- **Work required**: In the material below, find each line holding the string "stats" and copy it.

- **Input for this task**:
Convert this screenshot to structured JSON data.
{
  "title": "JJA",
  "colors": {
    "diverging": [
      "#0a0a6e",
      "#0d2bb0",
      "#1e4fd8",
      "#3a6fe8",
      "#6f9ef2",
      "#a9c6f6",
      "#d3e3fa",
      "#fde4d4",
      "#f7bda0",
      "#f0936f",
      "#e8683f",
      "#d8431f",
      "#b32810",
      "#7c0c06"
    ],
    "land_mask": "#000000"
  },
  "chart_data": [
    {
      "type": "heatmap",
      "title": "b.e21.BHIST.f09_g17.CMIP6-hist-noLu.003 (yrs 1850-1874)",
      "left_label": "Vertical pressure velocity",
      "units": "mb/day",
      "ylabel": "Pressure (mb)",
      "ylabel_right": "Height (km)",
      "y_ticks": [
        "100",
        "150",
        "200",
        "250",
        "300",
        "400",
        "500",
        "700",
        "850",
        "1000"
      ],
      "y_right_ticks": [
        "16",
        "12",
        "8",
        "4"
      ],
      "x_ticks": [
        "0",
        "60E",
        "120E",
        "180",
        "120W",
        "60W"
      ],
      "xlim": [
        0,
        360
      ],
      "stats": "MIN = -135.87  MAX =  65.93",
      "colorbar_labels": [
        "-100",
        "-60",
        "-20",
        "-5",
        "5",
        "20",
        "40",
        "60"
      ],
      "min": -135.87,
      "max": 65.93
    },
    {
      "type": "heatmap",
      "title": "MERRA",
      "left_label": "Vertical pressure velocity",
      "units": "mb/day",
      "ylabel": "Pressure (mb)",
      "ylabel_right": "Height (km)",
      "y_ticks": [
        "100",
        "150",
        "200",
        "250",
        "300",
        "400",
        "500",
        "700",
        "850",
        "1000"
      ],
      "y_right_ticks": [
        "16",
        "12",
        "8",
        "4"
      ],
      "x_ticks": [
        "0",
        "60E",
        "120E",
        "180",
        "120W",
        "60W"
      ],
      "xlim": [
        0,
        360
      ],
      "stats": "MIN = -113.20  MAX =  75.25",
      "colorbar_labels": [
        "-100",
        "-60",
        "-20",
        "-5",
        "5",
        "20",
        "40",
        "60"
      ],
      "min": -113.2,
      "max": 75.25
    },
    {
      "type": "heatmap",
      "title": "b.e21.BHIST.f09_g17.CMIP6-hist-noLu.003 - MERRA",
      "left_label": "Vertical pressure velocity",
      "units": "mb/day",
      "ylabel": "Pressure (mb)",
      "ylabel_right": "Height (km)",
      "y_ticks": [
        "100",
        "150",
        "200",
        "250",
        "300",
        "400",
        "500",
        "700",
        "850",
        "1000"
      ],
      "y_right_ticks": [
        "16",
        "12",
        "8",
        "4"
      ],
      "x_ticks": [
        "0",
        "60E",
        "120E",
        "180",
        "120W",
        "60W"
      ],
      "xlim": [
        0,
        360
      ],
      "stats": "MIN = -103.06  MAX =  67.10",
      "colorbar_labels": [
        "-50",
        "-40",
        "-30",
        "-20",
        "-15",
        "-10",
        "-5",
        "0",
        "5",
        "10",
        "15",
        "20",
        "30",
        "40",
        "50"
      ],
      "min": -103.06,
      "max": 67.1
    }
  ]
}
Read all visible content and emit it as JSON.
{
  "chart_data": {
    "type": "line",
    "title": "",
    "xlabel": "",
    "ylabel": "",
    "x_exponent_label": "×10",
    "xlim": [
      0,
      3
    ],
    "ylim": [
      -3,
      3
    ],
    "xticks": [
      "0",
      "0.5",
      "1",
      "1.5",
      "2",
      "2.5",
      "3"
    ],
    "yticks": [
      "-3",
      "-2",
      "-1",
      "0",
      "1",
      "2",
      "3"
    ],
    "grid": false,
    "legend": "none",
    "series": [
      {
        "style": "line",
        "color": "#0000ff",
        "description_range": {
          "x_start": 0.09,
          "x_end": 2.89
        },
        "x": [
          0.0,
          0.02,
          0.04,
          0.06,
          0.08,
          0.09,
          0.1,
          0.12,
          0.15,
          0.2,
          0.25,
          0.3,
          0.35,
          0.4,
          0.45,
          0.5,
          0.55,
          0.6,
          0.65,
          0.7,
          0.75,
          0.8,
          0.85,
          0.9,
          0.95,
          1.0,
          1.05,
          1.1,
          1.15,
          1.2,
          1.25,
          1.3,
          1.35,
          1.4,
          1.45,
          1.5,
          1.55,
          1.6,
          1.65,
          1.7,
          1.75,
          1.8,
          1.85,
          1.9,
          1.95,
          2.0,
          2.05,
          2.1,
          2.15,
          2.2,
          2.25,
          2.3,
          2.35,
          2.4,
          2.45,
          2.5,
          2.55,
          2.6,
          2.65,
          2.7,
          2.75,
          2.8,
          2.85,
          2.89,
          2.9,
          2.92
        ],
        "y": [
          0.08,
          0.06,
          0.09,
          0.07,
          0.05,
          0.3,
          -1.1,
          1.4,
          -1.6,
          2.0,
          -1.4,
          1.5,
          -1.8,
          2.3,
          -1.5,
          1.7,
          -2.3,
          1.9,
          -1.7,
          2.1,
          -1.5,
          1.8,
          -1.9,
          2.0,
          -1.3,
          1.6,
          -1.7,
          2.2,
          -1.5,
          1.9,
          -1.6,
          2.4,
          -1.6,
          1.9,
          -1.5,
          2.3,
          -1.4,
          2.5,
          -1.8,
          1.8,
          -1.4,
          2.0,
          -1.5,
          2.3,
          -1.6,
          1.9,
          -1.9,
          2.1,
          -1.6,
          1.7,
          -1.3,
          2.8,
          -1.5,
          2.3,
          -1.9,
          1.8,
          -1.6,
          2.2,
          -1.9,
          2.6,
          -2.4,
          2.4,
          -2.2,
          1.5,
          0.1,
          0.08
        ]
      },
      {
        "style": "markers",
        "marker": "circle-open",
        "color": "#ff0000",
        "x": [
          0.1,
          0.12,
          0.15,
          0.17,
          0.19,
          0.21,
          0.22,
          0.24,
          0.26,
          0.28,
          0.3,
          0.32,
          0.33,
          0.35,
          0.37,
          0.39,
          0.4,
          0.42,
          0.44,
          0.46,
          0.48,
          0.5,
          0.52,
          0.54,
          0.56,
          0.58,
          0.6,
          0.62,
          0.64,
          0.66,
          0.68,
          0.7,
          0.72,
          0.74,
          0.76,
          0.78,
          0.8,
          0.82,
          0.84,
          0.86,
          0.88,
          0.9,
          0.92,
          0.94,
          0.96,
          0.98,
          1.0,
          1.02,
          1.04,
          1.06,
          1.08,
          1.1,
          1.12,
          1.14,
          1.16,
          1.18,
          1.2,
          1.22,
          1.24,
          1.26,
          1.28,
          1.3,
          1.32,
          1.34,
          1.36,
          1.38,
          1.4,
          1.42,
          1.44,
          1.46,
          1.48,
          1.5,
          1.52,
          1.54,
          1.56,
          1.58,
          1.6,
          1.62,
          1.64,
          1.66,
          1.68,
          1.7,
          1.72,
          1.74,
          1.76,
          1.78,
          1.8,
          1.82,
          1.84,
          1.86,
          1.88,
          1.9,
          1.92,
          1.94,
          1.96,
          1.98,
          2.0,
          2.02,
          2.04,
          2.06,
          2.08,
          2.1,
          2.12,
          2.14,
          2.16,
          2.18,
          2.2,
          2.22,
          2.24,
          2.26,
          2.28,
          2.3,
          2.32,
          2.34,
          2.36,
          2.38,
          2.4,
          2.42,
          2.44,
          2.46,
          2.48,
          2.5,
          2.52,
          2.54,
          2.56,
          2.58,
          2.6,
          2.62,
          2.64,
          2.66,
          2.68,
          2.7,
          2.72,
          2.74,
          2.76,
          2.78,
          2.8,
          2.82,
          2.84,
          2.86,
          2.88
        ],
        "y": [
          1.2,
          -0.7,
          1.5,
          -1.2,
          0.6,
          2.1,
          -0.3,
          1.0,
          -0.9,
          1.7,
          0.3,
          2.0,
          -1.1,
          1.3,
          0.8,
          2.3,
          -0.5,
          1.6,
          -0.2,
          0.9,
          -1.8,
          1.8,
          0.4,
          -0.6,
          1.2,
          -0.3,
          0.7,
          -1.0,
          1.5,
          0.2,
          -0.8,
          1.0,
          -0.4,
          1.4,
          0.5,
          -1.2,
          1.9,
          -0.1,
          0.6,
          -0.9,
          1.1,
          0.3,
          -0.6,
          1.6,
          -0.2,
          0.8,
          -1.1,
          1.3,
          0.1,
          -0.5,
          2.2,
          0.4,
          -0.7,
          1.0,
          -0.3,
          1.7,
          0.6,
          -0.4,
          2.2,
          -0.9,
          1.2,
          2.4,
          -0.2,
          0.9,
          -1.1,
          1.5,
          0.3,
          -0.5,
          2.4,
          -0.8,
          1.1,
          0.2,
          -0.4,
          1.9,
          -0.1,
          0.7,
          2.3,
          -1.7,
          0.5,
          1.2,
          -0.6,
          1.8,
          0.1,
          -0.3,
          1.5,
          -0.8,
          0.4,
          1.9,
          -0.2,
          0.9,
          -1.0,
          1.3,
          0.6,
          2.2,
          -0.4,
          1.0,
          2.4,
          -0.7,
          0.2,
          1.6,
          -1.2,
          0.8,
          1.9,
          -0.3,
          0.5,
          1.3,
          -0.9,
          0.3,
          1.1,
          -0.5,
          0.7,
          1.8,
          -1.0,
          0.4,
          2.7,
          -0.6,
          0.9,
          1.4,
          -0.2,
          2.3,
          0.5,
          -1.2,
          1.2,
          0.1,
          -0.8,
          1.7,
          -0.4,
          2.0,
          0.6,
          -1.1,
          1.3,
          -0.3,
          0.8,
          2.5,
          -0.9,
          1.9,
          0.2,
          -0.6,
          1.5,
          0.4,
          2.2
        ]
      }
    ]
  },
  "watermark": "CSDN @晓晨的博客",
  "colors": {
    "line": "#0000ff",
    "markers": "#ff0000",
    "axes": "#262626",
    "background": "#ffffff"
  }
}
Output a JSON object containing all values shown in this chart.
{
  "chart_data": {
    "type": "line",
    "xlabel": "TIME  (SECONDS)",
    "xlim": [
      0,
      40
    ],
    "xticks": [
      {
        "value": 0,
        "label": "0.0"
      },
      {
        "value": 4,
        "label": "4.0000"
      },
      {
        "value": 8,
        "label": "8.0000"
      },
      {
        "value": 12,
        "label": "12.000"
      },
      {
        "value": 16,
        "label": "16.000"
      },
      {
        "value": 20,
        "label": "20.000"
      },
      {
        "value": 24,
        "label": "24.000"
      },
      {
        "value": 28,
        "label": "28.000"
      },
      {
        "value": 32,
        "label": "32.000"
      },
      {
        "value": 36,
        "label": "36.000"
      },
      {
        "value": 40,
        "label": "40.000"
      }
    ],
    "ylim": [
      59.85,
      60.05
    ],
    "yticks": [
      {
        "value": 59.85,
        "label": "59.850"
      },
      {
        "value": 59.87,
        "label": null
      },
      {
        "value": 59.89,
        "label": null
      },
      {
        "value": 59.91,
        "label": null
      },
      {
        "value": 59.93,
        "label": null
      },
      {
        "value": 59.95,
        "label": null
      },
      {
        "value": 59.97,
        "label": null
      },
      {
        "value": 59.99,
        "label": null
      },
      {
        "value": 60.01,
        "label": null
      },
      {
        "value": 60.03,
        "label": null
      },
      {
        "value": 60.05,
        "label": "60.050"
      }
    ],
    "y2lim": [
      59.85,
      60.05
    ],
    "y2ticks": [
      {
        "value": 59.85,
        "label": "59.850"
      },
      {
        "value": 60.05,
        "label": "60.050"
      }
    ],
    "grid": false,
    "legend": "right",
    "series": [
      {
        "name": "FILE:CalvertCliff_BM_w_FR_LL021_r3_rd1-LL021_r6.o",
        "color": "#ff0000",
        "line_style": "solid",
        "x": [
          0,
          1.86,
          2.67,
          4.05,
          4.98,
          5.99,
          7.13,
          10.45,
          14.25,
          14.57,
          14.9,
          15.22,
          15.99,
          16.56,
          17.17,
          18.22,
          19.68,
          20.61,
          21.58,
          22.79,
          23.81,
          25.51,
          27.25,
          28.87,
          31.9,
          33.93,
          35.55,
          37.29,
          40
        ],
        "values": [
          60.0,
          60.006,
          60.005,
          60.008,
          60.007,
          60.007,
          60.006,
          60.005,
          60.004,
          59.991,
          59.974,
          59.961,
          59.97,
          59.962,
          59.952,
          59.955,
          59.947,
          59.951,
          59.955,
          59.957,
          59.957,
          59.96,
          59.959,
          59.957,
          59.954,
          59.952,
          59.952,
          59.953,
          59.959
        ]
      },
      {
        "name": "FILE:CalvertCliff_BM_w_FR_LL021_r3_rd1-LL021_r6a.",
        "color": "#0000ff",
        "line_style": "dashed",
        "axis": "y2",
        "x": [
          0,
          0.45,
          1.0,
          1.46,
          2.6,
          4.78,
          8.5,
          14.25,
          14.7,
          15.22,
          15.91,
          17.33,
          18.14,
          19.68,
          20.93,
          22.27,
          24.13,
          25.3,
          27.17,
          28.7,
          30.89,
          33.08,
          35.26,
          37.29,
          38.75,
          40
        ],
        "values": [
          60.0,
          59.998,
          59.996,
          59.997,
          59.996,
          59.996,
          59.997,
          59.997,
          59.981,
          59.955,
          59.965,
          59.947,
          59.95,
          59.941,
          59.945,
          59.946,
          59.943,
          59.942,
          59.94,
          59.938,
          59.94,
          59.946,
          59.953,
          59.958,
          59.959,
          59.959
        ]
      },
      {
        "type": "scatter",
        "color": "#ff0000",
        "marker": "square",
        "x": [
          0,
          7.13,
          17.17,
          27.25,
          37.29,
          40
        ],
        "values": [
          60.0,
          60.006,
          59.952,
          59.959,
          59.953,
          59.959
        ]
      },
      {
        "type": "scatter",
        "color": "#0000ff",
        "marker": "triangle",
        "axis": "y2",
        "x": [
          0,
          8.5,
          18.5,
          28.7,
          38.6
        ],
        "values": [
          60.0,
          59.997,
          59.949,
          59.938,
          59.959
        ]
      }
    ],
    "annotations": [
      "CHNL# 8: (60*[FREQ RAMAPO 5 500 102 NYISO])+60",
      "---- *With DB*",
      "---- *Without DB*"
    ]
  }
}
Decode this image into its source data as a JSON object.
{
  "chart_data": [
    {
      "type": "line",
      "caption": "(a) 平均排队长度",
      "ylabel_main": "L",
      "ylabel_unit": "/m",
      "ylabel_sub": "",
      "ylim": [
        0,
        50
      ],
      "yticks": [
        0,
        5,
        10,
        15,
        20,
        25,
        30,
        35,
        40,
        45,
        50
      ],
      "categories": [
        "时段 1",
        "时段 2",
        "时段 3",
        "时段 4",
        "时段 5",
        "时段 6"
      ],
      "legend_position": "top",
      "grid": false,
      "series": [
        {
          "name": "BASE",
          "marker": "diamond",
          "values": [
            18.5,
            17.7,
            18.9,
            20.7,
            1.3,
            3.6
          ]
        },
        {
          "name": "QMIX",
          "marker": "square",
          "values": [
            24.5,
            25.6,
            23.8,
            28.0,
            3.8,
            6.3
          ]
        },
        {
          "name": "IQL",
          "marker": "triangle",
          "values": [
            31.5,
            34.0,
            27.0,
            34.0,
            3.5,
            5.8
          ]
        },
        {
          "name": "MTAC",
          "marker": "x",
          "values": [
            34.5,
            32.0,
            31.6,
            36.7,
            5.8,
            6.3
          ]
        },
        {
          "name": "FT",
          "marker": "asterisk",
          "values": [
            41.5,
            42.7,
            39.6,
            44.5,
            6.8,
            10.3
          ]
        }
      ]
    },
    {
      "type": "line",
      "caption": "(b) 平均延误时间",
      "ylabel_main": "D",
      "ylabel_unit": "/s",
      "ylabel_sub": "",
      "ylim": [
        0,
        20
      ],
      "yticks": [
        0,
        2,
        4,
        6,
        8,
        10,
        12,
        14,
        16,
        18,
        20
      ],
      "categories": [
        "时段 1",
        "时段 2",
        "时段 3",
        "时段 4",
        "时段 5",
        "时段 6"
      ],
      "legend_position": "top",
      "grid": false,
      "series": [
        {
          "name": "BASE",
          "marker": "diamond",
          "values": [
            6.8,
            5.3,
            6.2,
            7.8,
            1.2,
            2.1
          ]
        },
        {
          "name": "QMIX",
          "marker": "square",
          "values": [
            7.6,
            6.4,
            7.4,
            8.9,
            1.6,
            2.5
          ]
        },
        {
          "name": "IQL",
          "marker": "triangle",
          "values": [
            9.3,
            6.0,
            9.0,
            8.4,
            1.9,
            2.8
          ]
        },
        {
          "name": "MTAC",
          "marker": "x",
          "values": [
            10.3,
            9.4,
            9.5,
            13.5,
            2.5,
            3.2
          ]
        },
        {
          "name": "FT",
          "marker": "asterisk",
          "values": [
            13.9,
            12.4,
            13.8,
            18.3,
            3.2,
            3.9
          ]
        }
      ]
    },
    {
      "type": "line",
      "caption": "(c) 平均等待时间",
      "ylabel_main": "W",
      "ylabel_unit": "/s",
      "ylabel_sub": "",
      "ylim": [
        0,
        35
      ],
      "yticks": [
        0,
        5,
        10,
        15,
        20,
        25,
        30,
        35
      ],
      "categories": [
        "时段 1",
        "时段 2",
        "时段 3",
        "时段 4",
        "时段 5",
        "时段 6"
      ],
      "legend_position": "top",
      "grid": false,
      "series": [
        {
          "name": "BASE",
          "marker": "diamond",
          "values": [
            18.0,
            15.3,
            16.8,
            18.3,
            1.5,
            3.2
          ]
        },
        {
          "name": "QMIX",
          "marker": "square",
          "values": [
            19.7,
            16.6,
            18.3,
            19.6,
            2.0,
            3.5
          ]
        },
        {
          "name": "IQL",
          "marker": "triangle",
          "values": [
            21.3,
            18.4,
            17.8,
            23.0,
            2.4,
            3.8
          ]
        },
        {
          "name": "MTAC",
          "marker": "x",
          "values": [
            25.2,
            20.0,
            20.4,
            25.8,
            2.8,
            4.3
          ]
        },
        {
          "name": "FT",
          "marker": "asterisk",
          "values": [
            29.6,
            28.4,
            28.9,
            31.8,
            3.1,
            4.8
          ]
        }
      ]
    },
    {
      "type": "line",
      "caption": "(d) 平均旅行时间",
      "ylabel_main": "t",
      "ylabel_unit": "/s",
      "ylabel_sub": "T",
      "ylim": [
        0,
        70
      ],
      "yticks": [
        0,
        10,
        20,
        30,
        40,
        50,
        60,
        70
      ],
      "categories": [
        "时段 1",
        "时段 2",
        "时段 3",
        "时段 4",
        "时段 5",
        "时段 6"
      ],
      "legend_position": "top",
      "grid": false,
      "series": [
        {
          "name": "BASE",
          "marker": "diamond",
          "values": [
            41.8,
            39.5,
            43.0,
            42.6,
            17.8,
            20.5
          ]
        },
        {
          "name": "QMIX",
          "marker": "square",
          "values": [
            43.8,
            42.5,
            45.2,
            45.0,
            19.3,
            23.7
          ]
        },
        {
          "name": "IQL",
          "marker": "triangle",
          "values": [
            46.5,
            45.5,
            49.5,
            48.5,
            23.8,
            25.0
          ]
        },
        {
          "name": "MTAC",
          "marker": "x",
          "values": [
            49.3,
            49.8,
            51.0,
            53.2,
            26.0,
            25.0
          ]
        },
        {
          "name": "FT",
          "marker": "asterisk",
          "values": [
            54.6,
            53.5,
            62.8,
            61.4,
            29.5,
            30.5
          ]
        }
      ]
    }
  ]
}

- **Response**:
      "stats": "MIN = -135.87  MAX =  65.93",
      "stats": "MIN = -113.20  MAX =  75.25",
      "stats": "MIN = -103.06  MAX =  67.10",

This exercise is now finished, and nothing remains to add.